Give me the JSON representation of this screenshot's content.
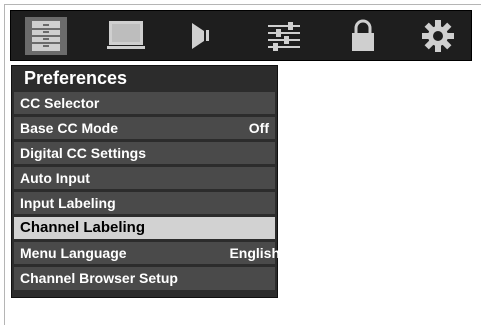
{
  "icon_bar": {
    "icons": [
      "setup-icon",
      "picture-icon",
      "audio-icon",
      "settings-sliders-icon",
      "lock-icon",
      "gear-icon"
    ],
    "active_index": 0,
    "colors": {
      "background": "#1e1e1e",
      "active": "#6b6b6b",
      "icon": "#cfcfcf"
    }
  },
  "menu": {
    "title": "Preferences",
    "items": [
      {
        "label": "CC Selector",
        "value": ""
      },
      {
        "label": "Base CC Mode",
        "value": "Off"
      },
      {
        "label": "Digital CC Settings",
        "value": ""
      },
      {
        "label": "Auto Input",
        "value": ""
      },
      {
        "label": "Input Labeling",
        "value": ""
      },
      {
        "label": "Channel Labeling",
        "value": "",
        "selected": true
      },
      {
        "label": "Menu Language",
        "value": "English"
      },
      {
        "label": "Channel Browser Setup",
        "value": ""
      }
    ],
    "colors": {
      "panel": "#2c2c2c",
      "item": "#4a4a4a",
      "selected": "#d2d2d2"
    }
  }
}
++++++++++++++++++++
**WRITTEN EXERCISE**.
Print the entries above exactly, taking out only the pictures.

**RIGHT ANSWER**.
Give me the JSON representation of this screenshot's content.
{
  "icon_bar": {
    "icons": [
      "setup-icon",
      "picture-icon",
      "audio-icon",
      "settings-sliders-icon",
      "lock-icon",
      "gear-icon"
    ],
    "active_index": 0,
    "colors": {
      "background": "#1e1e1e",
      "active": "#6b6b6b",
      "icon": "#cfcfcf"
    }
  },
  "menu": {
    "title": "Preferences",
    "items": [
      {
        "label": "CC Selector",
        "value": ""
      },
      {
        "label": "Base CC Mode",
        "value": "Off"
      },
      {
        "label": "Digital CC Settings",
        "value": ""
      },
      {
        "label": "Auto Input",
        "value": ""
      },
      {
        "label": "Input Labeling",
        "value": ""
      },
      {
        "label": "Channel Labeling",
        "value": "",
        "selected": true
      },
      {
        "label": "Menu Language",
        "value": "English"
      },
      {
        "label": "Channel Browser Setup",
        "value": ""
      }
    ],
    "colors": {
      "panel": "#2c2c2c",
      "item": "#4a4a4a",
      "selected": "#d2d2d2"
    }
  }
}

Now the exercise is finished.